▶ **Task objective**
Lines that contain the string "Give" are to be copied; leave out all others.

▶ **Working data**
***
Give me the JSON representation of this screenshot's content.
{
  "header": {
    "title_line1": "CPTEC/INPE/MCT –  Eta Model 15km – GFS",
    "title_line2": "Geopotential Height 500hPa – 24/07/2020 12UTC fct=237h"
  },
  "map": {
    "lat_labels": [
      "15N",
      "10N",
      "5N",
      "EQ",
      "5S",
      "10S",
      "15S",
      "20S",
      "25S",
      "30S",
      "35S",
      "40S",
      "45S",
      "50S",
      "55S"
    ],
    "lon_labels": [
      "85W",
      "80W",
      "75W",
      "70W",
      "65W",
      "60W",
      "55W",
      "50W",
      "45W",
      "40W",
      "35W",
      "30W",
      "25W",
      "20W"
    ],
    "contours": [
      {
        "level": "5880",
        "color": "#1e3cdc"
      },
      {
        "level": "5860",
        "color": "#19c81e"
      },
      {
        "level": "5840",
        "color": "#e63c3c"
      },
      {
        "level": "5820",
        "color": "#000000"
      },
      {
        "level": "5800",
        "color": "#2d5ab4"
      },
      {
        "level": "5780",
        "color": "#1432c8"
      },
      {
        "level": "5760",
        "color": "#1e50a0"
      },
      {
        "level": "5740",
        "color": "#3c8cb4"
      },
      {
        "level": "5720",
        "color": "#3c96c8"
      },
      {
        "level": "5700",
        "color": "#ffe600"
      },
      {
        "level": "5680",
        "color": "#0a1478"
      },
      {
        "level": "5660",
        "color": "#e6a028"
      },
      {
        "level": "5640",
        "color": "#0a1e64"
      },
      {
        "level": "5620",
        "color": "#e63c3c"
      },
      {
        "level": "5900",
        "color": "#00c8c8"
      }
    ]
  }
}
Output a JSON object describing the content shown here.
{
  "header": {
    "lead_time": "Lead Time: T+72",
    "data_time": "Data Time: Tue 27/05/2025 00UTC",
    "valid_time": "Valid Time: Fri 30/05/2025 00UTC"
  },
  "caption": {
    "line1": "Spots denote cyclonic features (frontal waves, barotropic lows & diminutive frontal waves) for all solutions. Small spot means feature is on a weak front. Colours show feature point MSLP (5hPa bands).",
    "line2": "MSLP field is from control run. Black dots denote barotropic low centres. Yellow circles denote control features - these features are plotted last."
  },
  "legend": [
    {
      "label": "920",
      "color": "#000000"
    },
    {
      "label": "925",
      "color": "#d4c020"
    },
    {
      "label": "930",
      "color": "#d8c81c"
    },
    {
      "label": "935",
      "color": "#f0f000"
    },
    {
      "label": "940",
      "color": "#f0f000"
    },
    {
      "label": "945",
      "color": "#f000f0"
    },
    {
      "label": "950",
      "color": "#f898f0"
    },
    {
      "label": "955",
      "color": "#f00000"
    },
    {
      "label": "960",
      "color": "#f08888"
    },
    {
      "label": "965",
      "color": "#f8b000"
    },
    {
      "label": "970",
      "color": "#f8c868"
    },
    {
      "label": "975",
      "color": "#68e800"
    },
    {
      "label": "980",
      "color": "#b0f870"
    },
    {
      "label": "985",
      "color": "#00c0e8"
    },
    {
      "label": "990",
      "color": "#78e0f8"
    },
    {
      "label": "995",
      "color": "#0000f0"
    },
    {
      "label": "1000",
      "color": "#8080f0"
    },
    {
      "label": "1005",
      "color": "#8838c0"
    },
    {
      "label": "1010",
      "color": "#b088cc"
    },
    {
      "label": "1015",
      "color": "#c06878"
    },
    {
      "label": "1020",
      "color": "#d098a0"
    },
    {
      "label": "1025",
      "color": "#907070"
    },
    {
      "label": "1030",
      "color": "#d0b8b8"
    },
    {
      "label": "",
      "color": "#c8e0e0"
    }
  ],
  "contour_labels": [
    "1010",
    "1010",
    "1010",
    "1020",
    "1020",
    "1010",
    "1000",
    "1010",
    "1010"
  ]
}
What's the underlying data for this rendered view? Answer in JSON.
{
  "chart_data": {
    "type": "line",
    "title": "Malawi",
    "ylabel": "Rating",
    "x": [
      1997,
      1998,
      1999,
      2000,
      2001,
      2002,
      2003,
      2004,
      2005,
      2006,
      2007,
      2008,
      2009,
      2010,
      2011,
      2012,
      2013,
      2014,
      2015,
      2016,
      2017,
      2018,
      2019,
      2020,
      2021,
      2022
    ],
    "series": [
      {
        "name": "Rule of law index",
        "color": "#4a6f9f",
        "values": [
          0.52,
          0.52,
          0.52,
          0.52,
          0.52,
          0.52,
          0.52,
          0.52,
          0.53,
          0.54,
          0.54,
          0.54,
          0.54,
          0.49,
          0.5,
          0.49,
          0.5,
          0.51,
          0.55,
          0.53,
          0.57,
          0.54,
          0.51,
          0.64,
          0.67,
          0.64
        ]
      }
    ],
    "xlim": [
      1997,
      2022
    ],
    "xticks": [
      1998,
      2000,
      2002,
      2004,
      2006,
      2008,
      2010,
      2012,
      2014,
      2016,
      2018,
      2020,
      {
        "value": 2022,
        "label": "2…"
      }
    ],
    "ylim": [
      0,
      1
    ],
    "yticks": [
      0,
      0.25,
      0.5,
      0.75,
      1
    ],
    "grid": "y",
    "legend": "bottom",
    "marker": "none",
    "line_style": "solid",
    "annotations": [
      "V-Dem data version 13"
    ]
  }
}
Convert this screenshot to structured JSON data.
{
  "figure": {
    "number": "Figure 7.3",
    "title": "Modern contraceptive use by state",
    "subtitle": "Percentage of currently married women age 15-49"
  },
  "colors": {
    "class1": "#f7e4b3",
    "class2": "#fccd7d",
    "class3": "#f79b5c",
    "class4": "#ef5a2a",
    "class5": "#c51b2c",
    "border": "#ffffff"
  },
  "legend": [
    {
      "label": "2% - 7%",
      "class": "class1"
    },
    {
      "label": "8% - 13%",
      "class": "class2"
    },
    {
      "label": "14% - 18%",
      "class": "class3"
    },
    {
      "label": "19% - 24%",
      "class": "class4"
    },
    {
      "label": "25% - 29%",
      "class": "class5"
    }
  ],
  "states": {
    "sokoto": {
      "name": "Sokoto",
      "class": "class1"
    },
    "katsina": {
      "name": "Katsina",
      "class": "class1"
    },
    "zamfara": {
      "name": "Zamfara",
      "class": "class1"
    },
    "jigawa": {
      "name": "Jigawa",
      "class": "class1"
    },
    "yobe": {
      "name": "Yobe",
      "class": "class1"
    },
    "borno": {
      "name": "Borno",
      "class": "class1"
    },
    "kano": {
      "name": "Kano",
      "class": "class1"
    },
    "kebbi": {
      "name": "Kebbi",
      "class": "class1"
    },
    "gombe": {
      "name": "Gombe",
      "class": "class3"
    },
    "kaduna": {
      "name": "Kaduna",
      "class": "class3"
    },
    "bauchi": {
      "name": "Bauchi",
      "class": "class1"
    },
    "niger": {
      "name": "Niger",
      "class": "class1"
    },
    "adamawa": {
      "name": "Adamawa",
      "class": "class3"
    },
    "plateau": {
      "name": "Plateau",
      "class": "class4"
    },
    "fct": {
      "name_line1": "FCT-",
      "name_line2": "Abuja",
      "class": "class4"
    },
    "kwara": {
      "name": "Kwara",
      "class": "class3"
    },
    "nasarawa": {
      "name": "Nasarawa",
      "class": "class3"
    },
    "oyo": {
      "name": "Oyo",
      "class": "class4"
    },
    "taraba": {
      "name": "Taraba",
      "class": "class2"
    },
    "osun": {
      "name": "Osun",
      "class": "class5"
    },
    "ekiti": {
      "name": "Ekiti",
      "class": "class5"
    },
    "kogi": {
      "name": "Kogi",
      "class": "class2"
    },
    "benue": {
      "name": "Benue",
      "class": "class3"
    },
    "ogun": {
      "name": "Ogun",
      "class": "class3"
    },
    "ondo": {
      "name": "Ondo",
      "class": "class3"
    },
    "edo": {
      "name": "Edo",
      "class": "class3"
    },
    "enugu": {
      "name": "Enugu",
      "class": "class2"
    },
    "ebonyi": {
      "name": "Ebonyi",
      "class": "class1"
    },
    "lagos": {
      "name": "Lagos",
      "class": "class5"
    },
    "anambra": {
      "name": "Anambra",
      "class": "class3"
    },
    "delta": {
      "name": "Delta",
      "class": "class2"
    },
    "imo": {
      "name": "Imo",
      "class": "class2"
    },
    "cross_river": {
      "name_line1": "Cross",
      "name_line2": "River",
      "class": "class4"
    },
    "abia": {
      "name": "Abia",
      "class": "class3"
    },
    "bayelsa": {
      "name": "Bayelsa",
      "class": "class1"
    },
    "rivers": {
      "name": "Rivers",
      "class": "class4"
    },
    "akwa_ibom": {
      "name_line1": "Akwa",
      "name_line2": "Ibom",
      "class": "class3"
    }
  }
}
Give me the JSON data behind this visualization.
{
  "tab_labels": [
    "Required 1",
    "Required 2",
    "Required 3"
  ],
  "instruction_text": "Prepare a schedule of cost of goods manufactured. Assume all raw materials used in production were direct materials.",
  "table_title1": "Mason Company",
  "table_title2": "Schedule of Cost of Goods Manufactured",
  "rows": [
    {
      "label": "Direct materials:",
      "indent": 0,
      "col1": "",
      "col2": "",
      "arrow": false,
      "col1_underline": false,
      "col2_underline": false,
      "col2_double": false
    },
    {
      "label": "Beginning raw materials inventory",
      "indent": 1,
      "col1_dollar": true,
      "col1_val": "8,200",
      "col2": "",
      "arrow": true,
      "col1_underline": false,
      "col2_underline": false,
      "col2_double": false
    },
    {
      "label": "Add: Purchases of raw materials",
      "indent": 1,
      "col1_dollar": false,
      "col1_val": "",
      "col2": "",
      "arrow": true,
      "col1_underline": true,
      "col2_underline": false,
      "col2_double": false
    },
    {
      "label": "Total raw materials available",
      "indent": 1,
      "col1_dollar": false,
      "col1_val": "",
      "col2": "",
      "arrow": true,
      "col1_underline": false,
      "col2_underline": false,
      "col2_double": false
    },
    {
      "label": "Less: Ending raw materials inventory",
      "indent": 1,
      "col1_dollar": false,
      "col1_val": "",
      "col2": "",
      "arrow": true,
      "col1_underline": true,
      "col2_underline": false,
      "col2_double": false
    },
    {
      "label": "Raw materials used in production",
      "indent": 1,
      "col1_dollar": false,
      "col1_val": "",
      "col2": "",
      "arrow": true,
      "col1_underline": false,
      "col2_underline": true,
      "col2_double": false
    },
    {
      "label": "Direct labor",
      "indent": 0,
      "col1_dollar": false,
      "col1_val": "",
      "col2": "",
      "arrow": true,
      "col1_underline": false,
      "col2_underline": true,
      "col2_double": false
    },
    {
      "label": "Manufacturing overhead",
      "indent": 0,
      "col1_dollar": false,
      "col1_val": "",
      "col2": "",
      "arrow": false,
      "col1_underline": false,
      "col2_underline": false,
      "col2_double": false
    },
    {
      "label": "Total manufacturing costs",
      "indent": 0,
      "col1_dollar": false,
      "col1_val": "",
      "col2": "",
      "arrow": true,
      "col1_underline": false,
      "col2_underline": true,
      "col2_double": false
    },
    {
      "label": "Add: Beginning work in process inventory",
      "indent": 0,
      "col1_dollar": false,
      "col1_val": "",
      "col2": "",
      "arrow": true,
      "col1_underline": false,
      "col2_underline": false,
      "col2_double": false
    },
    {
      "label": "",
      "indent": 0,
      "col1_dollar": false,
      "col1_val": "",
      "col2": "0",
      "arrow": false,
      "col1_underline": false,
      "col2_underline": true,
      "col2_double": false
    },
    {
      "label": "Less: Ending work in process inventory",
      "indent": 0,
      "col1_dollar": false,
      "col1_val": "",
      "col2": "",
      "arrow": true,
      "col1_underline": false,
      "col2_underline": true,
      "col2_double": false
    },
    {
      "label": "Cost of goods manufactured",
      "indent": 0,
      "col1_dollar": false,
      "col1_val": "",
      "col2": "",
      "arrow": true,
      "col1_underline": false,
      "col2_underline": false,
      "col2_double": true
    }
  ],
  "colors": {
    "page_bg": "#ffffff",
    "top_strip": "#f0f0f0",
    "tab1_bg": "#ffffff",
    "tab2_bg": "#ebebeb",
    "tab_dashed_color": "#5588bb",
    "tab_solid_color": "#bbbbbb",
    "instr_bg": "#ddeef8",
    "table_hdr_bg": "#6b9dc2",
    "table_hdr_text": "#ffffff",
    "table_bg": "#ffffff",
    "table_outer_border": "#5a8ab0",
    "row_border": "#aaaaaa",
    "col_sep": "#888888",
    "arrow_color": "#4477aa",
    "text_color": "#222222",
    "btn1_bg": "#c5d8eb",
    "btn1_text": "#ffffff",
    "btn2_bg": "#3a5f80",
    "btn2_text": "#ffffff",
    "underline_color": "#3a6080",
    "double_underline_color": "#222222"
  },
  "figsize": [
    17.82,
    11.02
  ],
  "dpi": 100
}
***
▶ **Correct response**
Give me the JSON representation of this screenshot's content.
Give me the JSON data behind this visualization.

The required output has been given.